● **What this task involves**:
Copy every line from the records below that holds the word "name".

● **Data to use**:
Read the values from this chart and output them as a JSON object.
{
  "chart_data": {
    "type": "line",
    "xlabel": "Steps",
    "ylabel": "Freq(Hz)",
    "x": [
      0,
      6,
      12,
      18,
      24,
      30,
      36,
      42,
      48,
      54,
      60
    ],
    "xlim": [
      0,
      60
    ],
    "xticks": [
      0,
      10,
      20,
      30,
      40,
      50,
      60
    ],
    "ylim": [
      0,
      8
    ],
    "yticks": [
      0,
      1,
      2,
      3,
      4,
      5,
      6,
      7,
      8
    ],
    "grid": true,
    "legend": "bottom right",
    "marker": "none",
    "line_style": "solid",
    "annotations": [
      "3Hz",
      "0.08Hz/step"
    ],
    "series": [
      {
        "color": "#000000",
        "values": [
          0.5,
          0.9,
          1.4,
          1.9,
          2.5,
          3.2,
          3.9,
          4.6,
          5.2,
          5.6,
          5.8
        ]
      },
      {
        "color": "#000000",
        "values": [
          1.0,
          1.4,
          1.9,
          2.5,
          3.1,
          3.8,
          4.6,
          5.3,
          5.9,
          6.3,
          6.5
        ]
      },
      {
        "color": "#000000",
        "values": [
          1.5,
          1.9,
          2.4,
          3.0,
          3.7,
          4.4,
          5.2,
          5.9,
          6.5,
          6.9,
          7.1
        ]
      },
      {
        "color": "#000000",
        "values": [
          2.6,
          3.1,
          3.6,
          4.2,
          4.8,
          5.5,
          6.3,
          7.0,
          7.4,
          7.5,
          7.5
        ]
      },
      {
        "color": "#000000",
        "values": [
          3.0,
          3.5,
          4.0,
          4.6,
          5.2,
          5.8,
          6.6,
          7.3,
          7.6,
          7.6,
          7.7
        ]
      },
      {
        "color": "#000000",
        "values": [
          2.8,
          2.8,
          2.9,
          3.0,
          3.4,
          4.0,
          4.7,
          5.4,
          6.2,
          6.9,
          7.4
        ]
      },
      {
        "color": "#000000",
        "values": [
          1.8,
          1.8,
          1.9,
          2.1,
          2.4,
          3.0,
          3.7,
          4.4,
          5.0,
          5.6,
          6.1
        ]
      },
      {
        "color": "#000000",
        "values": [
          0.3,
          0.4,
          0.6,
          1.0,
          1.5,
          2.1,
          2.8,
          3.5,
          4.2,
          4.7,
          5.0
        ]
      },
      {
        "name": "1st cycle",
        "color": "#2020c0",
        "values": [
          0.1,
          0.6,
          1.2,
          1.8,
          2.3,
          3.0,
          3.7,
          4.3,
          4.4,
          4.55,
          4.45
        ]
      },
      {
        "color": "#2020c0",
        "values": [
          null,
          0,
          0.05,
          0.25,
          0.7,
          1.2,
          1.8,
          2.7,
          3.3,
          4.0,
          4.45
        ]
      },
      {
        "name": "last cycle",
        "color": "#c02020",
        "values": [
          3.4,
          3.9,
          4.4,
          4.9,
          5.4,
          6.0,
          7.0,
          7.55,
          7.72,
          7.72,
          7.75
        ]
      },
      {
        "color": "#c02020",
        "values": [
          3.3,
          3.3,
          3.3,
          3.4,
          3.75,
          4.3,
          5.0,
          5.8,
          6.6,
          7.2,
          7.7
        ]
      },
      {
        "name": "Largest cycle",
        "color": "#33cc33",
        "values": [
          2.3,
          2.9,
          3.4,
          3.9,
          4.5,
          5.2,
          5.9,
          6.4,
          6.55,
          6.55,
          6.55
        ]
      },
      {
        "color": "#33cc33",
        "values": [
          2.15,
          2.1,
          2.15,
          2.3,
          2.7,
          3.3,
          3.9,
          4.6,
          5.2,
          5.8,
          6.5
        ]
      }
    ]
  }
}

● **Answer for the task**:
        "name": "1st cycle",
        "name": "last cycle",
        "name": "Largest cycle",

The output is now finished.